(Document page transcript entries)
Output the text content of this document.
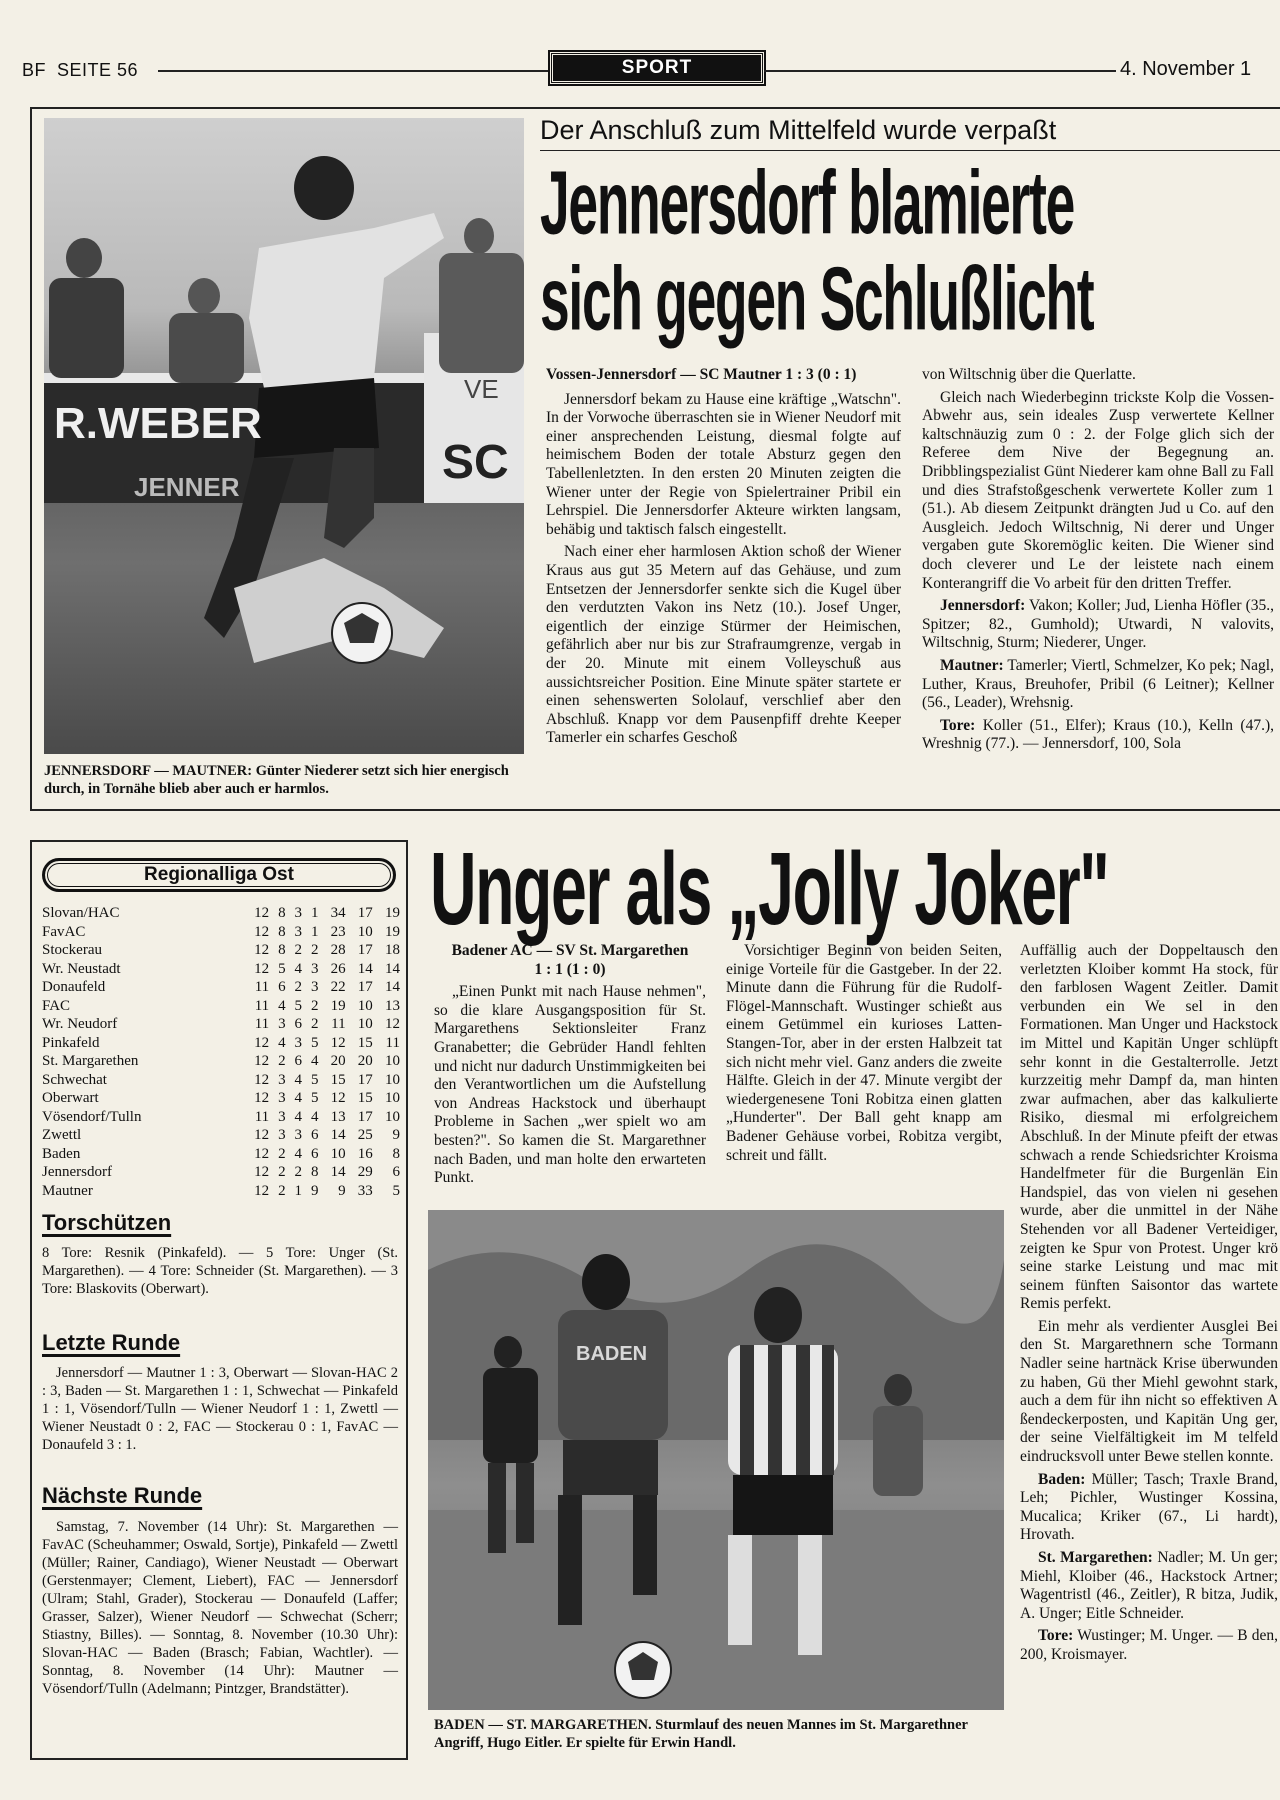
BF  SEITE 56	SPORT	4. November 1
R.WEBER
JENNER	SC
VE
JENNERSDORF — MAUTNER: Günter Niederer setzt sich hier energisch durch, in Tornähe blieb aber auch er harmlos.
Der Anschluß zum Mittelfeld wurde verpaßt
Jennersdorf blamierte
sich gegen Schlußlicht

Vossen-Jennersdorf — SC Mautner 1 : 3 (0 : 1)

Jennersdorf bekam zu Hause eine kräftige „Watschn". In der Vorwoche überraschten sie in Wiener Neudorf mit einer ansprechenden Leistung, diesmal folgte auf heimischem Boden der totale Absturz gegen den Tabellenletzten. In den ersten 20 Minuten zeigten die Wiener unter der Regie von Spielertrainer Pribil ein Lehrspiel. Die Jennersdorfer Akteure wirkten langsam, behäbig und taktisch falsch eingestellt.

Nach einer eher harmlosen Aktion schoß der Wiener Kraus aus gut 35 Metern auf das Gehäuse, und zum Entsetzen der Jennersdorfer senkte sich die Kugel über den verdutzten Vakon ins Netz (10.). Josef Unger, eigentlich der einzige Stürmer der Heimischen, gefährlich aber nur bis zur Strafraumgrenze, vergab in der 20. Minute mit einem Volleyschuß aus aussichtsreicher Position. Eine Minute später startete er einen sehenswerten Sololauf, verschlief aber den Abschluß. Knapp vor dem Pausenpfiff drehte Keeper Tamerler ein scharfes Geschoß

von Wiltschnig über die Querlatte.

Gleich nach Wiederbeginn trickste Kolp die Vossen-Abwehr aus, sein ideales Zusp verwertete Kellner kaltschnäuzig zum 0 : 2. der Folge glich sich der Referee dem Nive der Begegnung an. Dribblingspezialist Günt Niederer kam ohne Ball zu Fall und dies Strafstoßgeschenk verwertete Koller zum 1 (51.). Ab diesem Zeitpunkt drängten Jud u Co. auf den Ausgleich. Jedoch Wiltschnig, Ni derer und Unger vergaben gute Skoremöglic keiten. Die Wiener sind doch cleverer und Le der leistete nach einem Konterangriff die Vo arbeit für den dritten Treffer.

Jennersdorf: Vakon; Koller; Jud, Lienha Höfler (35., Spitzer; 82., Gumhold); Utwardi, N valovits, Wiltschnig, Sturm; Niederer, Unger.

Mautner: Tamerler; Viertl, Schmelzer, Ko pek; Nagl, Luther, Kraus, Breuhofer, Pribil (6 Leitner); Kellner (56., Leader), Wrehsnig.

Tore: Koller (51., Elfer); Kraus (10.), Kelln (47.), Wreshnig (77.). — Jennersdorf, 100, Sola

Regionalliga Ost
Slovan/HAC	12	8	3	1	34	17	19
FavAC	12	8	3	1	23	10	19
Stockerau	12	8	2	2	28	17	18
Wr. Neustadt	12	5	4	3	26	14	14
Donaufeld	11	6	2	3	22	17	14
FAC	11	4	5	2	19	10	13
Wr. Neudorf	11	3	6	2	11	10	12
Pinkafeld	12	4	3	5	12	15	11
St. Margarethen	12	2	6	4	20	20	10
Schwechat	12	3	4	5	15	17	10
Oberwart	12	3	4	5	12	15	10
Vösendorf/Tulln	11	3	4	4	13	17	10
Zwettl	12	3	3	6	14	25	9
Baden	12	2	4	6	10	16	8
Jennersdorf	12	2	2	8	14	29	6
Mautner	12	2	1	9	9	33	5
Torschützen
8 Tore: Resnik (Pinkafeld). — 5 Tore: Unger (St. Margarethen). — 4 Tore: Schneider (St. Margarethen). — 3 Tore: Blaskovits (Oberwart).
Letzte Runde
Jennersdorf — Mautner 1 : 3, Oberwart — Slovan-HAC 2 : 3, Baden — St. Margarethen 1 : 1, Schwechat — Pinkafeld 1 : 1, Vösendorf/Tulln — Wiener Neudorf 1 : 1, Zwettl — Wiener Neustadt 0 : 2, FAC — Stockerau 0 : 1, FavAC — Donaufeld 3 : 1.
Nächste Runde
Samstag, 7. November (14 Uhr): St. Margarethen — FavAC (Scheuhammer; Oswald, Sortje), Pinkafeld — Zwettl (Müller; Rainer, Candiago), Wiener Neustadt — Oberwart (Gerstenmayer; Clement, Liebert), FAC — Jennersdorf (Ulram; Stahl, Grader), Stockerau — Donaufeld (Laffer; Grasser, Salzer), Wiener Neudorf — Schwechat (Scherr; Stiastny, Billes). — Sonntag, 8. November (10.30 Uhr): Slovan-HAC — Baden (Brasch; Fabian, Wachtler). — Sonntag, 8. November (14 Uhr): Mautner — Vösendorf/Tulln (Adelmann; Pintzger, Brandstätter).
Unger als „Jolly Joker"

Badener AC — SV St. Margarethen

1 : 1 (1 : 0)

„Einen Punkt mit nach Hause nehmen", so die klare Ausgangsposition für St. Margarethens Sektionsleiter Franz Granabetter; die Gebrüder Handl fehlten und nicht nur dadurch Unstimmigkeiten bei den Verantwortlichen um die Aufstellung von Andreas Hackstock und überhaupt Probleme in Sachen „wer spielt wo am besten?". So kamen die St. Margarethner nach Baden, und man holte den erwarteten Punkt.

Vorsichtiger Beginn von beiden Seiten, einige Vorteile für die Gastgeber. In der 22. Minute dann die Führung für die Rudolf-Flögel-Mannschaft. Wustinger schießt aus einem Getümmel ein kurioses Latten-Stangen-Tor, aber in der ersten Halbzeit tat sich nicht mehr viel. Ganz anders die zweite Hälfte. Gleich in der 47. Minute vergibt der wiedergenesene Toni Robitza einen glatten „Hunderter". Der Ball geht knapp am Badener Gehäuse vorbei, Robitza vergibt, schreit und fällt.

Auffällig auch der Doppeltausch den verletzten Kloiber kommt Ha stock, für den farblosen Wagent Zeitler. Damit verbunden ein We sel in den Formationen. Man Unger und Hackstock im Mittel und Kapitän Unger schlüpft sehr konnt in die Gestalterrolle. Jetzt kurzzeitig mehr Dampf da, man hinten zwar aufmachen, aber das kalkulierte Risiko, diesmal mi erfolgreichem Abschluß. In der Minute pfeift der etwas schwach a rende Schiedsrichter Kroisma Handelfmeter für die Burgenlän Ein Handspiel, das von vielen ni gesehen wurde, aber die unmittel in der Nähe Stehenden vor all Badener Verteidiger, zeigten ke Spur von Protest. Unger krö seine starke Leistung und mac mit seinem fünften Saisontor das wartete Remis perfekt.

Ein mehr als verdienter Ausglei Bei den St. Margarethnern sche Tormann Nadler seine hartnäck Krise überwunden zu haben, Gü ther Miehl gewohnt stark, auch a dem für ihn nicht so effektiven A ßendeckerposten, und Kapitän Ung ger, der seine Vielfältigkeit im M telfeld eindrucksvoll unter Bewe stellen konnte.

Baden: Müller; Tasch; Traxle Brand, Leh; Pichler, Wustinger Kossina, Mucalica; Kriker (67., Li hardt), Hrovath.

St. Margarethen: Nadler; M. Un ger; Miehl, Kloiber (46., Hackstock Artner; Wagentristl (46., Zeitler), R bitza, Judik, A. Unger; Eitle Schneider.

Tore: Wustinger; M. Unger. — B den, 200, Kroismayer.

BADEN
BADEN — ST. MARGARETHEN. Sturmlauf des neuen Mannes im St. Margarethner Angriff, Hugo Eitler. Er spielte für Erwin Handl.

§ PROBLEM REQUIREMENTS: Each line of the entries above that contains "Oberwart" is to be copied.

§ ANSWER TO THE PROBLEM:
Oberwart	12	3	4	5	12	15	10
8 Tore: Resnik (Pinkafeld). — 5 Tore: Unger (St. Margarethen). — 4 Tore: Schneider (St. Margarethen). — 3 Tore: Blaskovits (Oberwart).
Jennersdorf — Mautner 1 : 3, Oberwart — Slovan-HAC 2 : 3, Baden — St. Margarethen 1 : 1, Schwechat — Pinkafeld 1 : 1, Vösendorf/Tulln — Wiener Neudorf 1 : 1, Zwettl — Wiener Neustadt 0 : 2, FAC — Stockerau 0 : 1, FavAC — Donaufeld 3 : 1.
Samstag, 7. November (14 Uhr): St. Margarethen — FavAC (Scheuhammer; Oswald, Sortje), Pinkafeld — Zwettl (Müller; Rainer, Candiago), Wiener Neustadt — Oberwart (Gerstenmayer; Clement, Liebert), FAC — Jennersdorf (Ulram; Stahl, Grader), Stockerau — Donaufeld (Laffer; Grasser, Salzer), Wiener Neudorf — Schwechat (Scherr; Stiastny, Billes). — Sonntag, 8. November (10.30 Uhr): Slovan-HAC — Baden (Brasch; Fabian, Wachtler). — Sonntag, 8. November (14 Uhr): Mautner — Vösendorf/Tulln (Adelmann; Pintzger, Brandstätter).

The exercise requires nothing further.